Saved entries
....

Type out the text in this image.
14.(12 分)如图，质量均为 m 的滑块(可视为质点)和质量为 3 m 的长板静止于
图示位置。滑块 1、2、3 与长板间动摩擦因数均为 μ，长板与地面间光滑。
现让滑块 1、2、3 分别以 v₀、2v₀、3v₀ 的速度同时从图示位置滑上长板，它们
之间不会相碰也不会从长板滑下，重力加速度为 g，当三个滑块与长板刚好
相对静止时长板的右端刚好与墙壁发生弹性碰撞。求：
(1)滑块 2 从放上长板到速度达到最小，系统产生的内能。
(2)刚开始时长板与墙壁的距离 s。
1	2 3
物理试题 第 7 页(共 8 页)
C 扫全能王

....

* [What you need to do]: Copy out the material word for word and line for line.

* [Answer in full]:
Type out the text in this image.
14.(12 分)如图，质量均为 m 的滑块(可视为质点)和质量为 3 m 的长板静止于
图示位置。滑块 1、2、3 与长板间动摩擦因数均为 μ，长板与地面间光滑。
现让滑块 1、2、3 分别以 v₀、2v₀、3v₀ 的速度同时从图示位置滑上长板，它们
之间不会相碰也不会从长板滑下，重力加速度为 g，当三个滑块与长板刚好
相对静止时长板的右端刚好与墙壁发生弹性碰撞。求：
(1)滑块 2 从放上长板到速度达到最小，系统产生的内能。
(2)刚开始时长板与墙壁的距离 s。
1	2 3
物理试题 第 7 页(共 8 页)
C 扫全能王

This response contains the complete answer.